Restate all the material verbatim, except for the pictures.

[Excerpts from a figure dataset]

□ □ □ □

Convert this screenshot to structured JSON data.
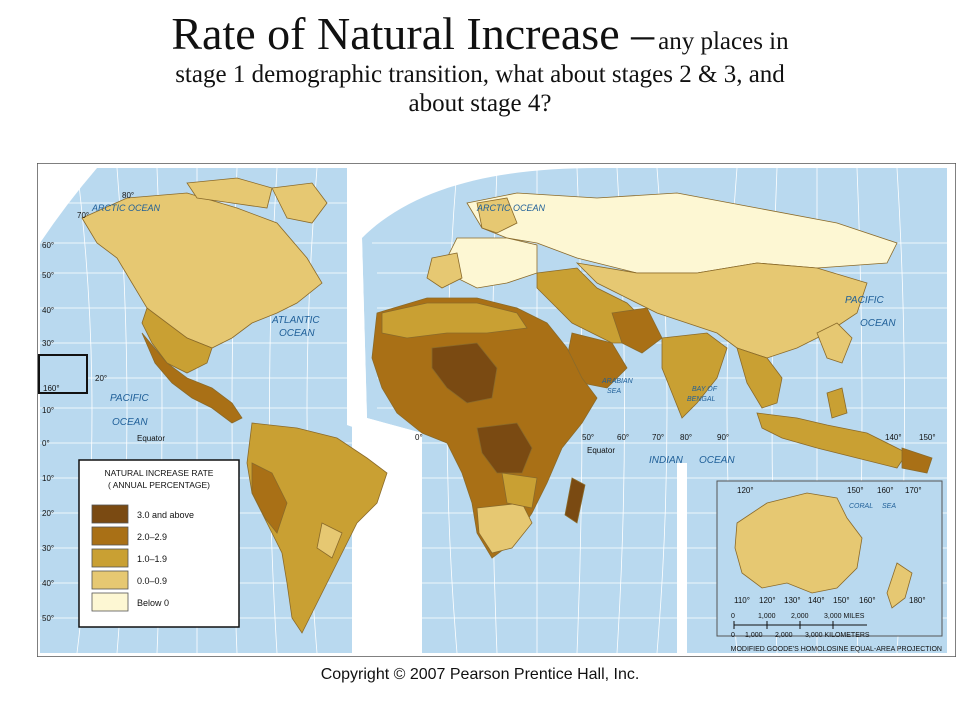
{
  "slide": {
    "title_big": "Rate of Natural Increase –",
    "title_small": "any places in",
    "title_line2": "stage 1 demographic transition, what about stages 2 & 3, and",
    "title_line3": "about stage 4?"
  },
  "map": {
    "oceans": {
      "arctic_left": "ARCTIC OCEAN",
      "arctic_right": "ARCTIC OCEAN",
      "atlantic_1": "ATLANTIC",
      "atlantic_2": "OCEAN",
      "pacific_left_1": "PACIFIC",
      "pacific_left_2": "OCEAN",
      "pacific_right_1": "PACIFIC",
      "pacific_right_2": "OCEAN",
      "indian": "INDIAN",
      "indian_ocean": "OCEAN",
      "arabian_1": "ARABIAN",
      "arabian_2": "SEA",
      "bengal_1": "BAY OF",
      "bengal_2": "BENGAL",
      "coral": "CORAL",
      "coral_sea": "SEA"
    },
    "equator_left": "Equator",
    "equator_right": "Equator",
    "lat_labels": {
      "n80": "80°",
      "n70": "70°",
      "n60": "60°",
      "n50": "50°",
      "n40": "40°",
      "n30": "30°",
      "n20": "20°",
      "n10": "10°",
      "z0": "0°",
      "s10": "10°",
      "s20": "20°",
      "s30": "30°",
      "s40": "40°",
      "s50": "50°"
    },
    "lon_labels": {
      "l160": "160°",
      "l0": "0°",
      "l50": "50°",
      "l60": "60°",
      "l70": "70°",
      "l80": "80°",
      "l90": "90°",
      "l140": "140°",
      "l150": "150°",
      "l120": "120°",
      "l160b": "160°",
      "l170": "170°",
      "l110": "110°",
      "l120b": "120°",
      "l130": "130°",
      "l140b": "140°",
      "l150b": "150°",
      "l160c": "160°",
      "l180": "180°"
    },
    "legend": {
      "title_1": "NATURAL INCREASE RATE",
      "title_2": "( ANNUAL PERCENTAGE)",
      "items": [
        {
          "label": "3.0 and above",
          "color": "#7a4a12"
        },
        {
          "label": "2.0–2.9",
          "color": "#a97016"
        },
        {
          "label": "1.0–1.9",
          "color": "#c9a033"
        },
        {
          "label": "0.0–0.9",
          "color": "#e6c872"
        },
        {
          "label": "Below 0",
          "color": "#fdf7d3"
        }
      ]
    },
    "scale": {
      "miles": [
        "0",
        "1,000",
        "2,000",
        "3,000 MILES"
      ],
      "km": [
        "0",
        "1,000",
        "2,000",
        "3,000 KILOMETERS"
      ]
    },
    "projection": "MODIFIED GOODE'S HOMOLOSINE EQUAL-AREA PROJECTION",
    "colors": {
      "ocean": "#b9d9ef",
      "grid": "#ffffff",
      "border": "#6d5a3a"
    }
  },
  "footer": {
    "copyright": "Copyright © 2007 Pearson Prentice Hall, Inc."
  }
}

□ □ □ □

**Output for this exercise:**
Convert this screenshot to structured JSON data.
{
  "slide": {
    "title_big": "Rate of Natural Increase –",
    "title_small": "any places in",
    "title_line2": "stage 1 demographic transition, what about stages 2 & 3, and",
    "title_line3": "about stage 4?"
  },
  "map": {
    "oceans": {
      "arctic_left": "ARCTIC OCEAN",
      "arctic_right": "ARCTIC OCEAN",
      "atlantic_1": "ATLANTIC",
      "atlantic_2": "OCEAN",
      "pacific_left_1": "PACIFIC",
      "pacific_left_2": "OCEAN",
      "pacific_right_1": "PACIFIC",
      "pacific_right_2": "OCEAN",
      "indian": "INDIAN",
      "indian_ocean": "OCEAN",
      "arabian_1": "ARABIAN",
      "arabian_2": "SEA",
      "bengal_1": "BAY OF",
      "bengal_2": "BENGAL",
      "coral": "CORAL",
      "coral_sea": "SEA"
    },
    "equator_left": "Equator",
    "equator_right": "Equator",
    "lat_labels": {
      "n80": "80°",
      "n70": "70°",
      "n60": "60°",
      "n50": "50°",
      "n40": "40°",
      "n30": "30°",
      "n20": "20°",
      "n10": "10°",
      "z0": "0°",
      "s10": "10°",
      "s20": "20°",
      "s30": "30°",
      "s40": "40°",
      "s50": "50°"
    },
    "lon_labels": {
      "l160": "160°",
      "l0": "0°",
      "l50": "50°",
      "l60": "60°",
      "l70": "70°",
      "l80": "80°",
      "l90": "90°",
      "l140": "140°",
      "l150": "150°",
      "l120": "120°",
      "l160b": "160°",
      "l170": "170°",
      "l110": "110°",
      "l120b": "120°",
      "l130": "130°",
      "l140b": "140°",
      "l150b": "150°",
      "l160c": "160°",
      "l180": "180°"
    },
    "legend": {
      "title_1": "NATURAL INCREASE RATE",
      "title_2": "( ANNUAL PERCENTAGE)",
      "items": [
        {
          "label": "3.0 and above",
          "color": "#7a4a12"
        },
        {
          "label": "2.0–2.9",
          "color": "#a97016"
        },
        {
          "label": "1.0–1.9",
          "color": "#c9a033"
        },
        {
          "label": "0.0–0.9",
          "color": "#e6c872"
        },
        {
          "label": "Below 0",
          "color": "#fdf7d3"
        }
      ]
    },
    "scale": {
      "miles": [
        "0",
        "1,000",
        "2,000",
        "3,000 MILES"
      ],
      "km": [
        "0",
        "1,000",
        "2,000",
        "3,000 KILOMETERS"
      ]
    },
    "projection": "MODIFIED GOODE'S HOMOLOSINE EQUAL-AREA PROJECTION",
    "colors": {
      "ocean": "#b9d9ef",
      "grid": "#ffffff",
      "border": "#6d5a3a"
    }
  },
  "footer": {
    "copyright": "Copyright © 2007 Pearson Prentice Hall, Inc."
  }
}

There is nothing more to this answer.